### Written instruction
Go through the data below. List every line that holds the word "бюджет".

---------- Data excerpts ----------

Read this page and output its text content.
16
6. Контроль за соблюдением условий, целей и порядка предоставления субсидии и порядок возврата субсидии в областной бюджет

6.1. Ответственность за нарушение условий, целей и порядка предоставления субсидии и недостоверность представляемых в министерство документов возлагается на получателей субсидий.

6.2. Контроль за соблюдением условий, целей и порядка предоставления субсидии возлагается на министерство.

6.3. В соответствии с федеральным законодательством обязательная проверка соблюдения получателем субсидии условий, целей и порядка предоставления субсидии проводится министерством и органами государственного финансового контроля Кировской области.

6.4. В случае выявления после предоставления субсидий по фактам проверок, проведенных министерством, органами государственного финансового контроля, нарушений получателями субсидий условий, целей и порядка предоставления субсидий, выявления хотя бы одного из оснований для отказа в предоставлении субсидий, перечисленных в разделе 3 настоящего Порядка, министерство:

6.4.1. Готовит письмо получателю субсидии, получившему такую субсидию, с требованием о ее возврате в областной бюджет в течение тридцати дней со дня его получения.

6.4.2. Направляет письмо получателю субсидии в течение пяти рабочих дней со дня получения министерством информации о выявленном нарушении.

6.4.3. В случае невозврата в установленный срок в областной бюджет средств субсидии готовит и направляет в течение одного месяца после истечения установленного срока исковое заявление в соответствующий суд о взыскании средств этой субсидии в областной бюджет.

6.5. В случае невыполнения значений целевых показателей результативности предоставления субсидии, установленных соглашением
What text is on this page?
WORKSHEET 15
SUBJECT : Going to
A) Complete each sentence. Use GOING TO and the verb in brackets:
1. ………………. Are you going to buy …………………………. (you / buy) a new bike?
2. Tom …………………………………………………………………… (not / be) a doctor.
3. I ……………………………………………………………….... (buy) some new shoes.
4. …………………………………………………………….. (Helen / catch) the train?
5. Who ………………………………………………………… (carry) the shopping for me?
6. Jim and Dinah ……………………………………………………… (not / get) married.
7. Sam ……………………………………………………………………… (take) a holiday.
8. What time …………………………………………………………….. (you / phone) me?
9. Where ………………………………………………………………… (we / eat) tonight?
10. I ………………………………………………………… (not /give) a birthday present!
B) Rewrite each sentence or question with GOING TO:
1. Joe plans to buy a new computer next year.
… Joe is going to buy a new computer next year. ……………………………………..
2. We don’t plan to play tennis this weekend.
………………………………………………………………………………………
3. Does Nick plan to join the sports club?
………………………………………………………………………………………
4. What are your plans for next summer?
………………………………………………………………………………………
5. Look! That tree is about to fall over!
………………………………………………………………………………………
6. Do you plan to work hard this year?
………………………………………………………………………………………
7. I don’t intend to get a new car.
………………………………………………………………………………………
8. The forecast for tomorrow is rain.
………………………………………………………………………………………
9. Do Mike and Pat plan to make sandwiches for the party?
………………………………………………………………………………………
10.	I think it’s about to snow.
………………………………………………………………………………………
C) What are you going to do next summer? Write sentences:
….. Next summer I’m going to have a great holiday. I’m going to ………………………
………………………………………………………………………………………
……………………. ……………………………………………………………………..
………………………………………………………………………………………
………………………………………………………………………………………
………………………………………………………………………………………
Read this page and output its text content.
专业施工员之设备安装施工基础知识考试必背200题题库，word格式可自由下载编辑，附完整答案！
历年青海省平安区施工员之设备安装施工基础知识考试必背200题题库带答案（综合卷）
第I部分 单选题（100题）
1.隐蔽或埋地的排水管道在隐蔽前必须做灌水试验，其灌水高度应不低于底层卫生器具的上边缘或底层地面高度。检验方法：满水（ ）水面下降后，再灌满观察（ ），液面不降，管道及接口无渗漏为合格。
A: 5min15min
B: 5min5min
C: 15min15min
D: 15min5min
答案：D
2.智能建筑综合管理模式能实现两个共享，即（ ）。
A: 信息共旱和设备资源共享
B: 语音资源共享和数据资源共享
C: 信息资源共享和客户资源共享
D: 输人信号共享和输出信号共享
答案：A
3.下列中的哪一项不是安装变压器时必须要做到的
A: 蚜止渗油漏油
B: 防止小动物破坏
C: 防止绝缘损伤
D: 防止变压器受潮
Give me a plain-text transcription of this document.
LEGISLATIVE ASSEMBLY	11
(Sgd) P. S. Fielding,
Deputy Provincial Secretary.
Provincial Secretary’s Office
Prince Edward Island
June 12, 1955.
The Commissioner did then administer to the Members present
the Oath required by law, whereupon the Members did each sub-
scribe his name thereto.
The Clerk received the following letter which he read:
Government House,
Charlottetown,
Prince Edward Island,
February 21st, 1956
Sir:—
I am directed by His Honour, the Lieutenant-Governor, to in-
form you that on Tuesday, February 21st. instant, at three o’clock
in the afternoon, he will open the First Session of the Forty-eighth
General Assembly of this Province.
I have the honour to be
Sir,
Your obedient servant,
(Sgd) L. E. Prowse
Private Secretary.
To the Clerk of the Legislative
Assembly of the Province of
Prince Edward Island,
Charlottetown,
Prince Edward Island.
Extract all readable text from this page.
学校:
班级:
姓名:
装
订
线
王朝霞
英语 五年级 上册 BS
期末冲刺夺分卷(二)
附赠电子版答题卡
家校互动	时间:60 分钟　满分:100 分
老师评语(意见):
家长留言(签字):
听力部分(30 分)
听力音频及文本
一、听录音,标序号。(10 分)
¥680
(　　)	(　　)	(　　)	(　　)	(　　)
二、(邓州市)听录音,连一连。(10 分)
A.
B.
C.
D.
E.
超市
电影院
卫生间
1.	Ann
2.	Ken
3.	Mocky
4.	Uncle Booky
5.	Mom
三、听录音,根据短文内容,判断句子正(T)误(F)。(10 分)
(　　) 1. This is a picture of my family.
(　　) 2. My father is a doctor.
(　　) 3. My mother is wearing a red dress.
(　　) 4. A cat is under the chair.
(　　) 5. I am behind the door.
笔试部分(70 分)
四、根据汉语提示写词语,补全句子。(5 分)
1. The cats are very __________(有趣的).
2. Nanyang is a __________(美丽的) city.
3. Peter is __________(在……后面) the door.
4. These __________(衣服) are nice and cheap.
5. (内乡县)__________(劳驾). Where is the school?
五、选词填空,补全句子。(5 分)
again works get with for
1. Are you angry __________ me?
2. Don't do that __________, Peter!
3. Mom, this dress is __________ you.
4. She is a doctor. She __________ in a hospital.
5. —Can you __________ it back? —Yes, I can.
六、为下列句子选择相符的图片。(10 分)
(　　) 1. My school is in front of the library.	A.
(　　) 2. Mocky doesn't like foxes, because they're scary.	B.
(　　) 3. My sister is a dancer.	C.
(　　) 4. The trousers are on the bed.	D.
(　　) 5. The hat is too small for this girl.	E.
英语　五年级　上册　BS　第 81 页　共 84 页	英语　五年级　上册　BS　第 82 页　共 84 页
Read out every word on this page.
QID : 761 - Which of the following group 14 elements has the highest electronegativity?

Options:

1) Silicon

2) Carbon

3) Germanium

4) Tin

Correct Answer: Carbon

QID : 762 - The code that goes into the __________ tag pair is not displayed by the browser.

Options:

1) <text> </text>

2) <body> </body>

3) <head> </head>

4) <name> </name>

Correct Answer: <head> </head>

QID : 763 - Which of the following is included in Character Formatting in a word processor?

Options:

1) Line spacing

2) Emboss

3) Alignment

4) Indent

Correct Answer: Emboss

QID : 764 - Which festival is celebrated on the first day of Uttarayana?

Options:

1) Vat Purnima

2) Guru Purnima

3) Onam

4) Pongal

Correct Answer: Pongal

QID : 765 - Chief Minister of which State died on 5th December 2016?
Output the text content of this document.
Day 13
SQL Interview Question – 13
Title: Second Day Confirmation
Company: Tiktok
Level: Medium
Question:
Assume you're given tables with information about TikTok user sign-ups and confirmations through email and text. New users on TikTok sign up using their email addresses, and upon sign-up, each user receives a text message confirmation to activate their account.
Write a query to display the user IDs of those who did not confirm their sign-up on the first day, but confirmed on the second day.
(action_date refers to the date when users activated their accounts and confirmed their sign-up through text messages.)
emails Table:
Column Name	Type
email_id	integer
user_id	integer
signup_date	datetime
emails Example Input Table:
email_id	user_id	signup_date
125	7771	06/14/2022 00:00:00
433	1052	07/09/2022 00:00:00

----------

### Complete answer
6. Контроль за соблюдением условий, целей и порядка предоставления субсидии и порядок возврата субсидии в областной бюджет
6.4.1. Готовит письмо получателю субсидии, получившему такую субсидию, с требованием о ее возврате в областной бюджет в течение тридцати дней со дня его получения.
6.4.3. В случае невозврата в установленный срок в областной бюджет средств субсидии готовит и направляет в течение одного месяца после истечения установленного срока исковое заявление в соответствующий суд о взыскании средств этой субсидии в областной бюджет.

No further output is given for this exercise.